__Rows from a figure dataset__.
⁂

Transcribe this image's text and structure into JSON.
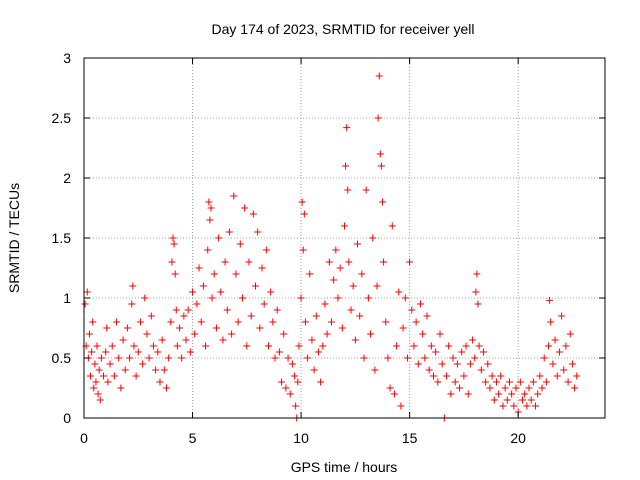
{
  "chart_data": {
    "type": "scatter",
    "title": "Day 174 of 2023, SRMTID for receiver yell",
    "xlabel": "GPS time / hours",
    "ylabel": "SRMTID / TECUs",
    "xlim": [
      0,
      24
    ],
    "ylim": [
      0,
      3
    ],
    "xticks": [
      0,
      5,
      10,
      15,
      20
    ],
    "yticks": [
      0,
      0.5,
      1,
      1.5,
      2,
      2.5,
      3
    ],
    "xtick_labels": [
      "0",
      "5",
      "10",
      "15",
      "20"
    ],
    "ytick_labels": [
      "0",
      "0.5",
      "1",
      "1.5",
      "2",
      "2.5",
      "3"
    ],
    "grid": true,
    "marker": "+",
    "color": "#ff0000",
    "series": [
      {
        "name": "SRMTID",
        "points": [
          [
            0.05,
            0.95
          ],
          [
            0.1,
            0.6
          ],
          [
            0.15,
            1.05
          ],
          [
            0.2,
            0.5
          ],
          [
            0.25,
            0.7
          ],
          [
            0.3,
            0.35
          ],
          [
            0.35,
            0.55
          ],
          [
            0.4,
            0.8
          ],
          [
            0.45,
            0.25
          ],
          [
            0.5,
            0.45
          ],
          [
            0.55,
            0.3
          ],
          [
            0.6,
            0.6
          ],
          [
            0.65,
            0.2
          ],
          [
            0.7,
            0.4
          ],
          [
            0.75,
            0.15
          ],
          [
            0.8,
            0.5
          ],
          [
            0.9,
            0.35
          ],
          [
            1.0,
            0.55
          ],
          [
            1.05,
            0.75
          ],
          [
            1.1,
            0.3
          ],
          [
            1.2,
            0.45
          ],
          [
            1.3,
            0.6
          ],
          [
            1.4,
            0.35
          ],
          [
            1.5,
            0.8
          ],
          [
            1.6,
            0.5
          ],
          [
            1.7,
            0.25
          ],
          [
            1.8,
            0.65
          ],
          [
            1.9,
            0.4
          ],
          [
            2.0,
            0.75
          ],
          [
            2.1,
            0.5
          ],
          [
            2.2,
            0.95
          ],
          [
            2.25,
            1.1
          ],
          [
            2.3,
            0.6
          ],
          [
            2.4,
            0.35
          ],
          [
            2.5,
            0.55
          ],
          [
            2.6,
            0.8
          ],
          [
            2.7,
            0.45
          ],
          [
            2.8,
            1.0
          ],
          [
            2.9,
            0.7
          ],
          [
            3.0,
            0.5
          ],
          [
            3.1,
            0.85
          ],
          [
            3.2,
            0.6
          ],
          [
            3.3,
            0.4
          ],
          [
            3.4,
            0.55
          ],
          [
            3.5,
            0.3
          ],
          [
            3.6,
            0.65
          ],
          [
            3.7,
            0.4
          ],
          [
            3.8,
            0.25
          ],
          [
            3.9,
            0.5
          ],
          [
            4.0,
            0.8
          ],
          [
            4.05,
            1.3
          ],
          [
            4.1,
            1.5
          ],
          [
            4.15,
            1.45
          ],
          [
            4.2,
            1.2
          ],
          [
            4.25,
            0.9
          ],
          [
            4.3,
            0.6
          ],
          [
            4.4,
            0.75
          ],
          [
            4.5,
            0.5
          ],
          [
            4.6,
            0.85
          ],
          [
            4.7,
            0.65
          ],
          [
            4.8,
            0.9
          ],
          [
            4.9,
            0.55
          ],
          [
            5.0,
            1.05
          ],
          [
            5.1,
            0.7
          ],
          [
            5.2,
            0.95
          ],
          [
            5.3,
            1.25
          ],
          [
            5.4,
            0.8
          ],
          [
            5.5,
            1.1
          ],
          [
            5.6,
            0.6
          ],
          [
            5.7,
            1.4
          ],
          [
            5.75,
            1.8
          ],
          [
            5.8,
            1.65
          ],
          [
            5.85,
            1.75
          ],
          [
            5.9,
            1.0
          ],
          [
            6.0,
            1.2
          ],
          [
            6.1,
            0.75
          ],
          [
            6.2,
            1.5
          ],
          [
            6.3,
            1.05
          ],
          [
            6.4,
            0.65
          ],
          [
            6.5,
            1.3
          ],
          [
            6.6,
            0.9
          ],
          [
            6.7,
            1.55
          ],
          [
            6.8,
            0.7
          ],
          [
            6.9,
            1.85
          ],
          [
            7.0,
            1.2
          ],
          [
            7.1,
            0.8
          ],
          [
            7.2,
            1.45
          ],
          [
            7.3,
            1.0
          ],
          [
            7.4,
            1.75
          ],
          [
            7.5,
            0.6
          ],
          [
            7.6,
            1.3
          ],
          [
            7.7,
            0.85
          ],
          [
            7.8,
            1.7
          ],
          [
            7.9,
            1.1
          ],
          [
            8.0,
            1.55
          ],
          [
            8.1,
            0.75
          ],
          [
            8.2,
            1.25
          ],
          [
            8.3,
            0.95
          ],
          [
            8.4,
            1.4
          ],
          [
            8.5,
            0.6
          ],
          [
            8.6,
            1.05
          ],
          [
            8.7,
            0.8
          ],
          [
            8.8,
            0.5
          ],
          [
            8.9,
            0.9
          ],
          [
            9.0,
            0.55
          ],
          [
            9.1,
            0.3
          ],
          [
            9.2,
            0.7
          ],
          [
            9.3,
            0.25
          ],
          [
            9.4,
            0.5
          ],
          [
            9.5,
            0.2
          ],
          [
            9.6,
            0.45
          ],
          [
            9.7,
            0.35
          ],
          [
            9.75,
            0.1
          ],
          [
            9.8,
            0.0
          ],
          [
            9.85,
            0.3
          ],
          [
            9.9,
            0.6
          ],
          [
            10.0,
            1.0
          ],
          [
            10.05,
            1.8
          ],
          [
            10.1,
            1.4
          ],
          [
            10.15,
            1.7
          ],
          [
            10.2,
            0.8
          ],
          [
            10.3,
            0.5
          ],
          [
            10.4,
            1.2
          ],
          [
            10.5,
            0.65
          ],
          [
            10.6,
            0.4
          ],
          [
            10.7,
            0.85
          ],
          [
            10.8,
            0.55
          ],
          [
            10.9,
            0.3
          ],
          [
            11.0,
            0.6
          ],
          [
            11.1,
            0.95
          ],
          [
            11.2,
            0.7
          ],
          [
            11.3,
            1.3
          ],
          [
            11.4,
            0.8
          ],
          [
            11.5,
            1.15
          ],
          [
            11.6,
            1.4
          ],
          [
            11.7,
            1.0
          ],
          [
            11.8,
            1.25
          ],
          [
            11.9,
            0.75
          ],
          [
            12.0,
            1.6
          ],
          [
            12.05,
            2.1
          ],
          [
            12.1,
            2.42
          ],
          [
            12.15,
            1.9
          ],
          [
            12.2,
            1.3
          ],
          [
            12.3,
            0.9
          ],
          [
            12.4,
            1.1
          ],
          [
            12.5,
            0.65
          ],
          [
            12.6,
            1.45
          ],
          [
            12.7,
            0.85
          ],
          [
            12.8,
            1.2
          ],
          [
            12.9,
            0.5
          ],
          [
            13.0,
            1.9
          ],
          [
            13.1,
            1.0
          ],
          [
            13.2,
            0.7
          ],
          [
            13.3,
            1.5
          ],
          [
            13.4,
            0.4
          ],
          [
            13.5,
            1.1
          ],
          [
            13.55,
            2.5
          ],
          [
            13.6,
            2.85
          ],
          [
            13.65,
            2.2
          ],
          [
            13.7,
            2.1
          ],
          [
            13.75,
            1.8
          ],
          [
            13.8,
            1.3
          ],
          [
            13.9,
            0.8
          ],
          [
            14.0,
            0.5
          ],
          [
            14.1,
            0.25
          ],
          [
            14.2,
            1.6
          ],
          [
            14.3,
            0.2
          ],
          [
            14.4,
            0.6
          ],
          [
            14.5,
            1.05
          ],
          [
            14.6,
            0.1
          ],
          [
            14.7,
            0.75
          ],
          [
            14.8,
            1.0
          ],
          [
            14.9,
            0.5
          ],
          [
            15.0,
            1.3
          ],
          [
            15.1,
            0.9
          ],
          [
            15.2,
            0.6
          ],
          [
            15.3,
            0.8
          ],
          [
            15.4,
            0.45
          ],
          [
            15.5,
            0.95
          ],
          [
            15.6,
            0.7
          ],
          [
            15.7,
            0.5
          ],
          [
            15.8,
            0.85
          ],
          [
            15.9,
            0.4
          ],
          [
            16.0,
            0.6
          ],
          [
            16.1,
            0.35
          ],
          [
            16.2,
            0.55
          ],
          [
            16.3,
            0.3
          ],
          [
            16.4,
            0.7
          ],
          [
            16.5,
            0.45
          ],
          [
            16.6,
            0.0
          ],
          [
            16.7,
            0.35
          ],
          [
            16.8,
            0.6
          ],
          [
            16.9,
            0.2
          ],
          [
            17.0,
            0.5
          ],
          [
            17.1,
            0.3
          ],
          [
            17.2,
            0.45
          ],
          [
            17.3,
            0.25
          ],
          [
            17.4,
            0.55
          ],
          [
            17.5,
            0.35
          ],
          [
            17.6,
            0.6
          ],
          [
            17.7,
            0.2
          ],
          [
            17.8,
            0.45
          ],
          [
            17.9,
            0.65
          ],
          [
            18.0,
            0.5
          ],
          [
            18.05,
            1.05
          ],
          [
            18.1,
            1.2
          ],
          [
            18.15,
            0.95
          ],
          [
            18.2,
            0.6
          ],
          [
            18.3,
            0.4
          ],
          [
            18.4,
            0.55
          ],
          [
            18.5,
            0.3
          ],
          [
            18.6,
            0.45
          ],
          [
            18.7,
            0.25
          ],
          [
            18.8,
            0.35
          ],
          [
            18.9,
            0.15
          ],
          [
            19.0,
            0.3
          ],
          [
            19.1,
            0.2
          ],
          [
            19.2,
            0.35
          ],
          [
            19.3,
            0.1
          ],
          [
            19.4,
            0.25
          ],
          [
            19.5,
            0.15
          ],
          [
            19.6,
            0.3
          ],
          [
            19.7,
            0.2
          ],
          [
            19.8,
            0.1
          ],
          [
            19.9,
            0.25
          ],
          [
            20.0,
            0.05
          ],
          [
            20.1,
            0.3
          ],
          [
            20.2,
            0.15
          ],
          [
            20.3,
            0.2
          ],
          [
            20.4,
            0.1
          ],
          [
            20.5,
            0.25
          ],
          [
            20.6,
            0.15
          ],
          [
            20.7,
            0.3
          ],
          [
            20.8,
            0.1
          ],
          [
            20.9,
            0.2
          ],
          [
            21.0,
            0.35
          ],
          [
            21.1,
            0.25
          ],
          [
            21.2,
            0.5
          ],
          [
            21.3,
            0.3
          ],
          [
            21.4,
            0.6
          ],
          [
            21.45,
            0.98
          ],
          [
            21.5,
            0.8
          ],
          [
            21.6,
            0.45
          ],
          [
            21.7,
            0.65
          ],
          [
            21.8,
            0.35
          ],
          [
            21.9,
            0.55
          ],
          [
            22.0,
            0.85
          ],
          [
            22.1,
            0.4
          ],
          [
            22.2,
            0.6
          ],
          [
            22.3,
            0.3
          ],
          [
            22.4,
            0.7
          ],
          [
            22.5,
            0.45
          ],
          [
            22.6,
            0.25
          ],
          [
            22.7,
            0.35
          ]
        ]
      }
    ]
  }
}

⁂

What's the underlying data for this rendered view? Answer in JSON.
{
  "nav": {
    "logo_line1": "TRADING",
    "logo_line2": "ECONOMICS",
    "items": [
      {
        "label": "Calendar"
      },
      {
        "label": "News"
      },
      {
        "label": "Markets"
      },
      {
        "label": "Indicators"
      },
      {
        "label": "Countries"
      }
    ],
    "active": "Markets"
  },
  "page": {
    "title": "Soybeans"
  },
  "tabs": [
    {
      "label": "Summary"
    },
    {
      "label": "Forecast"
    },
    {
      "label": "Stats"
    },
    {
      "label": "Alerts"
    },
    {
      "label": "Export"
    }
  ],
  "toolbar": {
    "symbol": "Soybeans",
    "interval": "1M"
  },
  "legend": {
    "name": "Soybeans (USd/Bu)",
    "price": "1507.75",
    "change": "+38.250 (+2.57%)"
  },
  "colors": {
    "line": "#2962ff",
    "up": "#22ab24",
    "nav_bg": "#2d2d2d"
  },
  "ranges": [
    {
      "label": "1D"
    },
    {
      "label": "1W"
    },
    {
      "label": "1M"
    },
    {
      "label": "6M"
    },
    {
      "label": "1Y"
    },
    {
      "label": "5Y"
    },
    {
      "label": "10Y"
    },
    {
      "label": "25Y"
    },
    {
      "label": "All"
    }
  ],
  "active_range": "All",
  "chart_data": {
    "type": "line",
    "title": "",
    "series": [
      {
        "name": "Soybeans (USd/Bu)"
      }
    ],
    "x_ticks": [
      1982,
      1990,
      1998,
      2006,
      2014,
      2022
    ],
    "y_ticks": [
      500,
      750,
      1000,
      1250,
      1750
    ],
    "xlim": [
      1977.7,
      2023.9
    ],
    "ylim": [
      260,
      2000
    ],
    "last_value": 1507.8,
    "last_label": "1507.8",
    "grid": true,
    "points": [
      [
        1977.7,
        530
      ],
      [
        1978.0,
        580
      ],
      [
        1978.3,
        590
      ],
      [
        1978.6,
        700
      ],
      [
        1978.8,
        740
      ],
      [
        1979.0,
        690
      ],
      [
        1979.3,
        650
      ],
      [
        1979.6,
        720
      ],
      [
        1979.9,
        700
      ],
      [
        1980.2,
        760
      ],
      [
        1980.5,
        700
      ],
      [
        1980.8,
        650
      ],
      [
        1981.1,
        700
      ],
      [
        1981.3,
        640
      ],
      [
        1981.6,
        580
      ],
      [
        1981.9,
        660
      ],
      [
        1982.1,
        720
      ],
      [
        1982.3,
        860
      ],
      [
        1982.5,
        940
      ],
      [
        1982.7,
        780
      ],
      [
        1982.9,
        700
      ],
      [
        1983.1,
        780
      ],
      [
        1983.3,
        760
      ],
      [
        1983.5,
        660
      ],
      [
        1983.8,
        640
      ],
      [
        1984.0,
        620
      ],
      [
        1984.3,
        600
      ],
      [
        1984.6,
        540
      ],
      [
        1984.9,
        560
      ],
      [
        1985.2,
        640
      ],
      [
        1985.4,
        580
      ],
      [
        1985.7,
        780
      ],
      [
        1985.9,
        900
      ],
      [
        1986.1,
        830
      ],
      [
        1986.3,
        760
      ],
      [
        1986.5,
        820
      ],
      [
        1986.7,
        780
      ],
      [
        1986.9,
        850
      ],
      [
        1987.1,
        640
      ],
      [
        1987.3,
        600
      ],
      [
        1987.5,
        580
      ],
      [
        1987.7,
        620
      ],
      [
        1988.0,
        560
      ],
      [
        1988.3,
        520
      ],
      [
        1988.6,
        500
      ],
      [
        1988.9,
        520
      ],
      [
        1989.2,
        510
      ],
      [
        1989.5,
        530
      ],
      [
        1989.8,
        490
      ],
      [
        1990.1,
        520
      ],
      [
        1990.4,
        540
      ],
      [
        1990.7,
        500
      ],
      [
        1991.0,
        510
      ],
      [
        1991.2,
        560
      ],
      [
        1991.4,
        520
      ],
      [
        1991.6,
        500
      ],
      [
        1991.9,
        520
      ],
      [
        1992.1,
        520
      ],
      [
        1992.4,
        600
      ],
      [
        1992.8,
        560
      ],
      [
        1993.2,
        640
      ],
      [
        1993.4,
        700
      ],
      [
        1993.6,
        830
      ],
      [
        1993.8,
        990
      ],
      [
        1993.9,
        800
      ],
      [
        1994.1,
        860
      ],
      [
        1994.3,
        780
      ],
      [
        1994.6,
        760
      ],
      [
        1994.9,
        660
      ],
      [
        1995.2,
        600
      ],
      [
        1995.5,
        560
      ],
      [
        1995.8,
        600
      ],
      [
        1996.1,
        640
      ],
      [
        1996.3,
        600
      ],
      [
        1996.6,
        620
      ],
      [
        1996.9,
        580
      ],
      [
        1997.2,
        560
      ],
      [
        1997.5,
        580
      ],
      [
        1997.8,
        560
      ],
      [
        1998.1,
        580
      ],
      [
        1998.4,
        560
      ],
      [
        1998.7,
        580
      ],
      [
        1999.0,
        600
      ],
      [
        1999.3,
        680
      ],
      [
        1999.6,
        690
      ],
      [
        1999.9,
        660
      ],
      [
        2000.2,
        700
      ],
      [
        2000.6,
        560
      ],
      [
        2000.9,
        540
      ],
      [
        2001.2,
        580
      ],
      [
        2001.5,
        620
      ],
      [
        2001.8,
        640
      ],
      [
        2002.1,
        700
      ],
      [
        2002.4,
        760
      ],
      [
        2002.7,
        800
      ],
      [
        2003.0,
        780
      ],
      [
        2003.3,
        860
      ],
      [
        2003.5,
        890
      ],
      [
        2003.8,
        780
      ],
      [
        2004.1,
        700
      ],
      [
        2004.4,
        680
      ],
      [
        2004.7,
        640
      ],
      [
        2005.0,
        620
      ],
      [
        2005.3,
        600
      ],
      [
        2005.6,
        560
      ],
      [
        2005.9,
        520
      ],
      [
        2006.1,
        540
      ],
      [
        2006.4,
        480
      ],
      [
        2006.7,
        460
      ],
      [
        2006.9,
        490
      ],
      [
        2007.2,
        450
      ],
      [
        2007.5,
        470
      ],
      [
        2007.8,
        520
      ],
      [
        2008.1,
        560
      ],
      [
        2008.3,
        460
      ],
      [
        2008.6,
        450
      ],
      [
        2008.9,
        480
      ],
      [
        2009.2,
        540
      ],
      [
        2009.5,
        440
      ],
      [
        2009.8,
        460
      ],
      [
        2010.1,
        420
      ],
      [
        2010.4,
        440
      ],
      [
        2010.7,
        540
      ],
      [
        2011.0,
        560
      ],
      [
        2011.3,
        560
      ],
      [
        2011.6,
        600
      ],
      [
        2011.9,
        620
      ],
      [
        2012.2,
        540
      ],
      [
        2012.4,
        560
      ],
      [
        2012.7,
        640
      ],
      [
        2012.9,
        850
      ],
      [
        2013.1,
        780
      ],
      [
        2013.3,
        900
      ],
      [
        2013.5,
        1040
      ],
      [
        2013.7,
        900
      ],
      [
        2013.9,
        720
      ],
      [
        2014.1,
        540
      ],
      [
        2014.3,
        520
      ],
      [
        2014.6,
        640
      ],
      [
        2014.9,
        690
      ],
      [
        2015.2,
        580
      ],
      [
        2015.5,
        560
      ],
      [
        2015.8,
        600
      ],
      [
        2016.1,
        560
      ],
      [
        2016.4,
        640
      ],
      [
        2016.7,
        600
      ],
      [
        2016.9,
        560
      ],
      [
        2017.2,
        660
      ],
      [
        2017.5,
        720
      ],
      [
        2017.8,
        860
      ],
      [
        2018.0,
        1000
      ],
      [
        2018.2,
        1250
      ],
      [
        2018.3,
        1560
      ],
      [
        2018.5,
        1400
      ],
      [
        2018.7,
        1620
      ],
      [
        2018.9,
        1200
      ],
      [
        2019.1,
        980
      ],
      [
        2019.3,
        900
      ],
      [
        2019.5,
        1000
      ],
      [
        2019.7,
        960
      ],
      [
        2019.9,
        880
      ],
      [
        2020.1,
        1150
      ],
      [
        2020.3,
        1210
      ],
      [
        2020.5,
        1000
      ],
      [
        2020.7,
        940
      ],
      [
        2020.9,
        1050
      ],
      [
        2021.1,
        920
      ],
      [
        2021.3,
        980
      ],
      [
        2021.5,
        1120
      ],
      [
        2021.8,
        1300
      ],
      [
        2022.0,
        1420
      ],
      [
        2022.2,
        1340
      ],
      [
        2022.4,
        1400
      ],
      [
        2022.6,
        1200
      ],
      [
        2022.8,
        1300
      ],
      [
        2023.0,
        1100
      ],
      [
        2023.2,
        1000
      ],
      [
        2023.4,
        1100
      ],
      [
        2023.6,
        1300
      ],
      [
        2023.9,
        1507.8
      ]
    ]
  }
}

⁂

__Exercise aim__. Scan the material above. Copy each line that holds the word "name".

__Worked answer__.
        "name": "SRMTID",
    "name": "Soybeans (USd/Bu)",
        "name": "Soybeans (USd/Bu)"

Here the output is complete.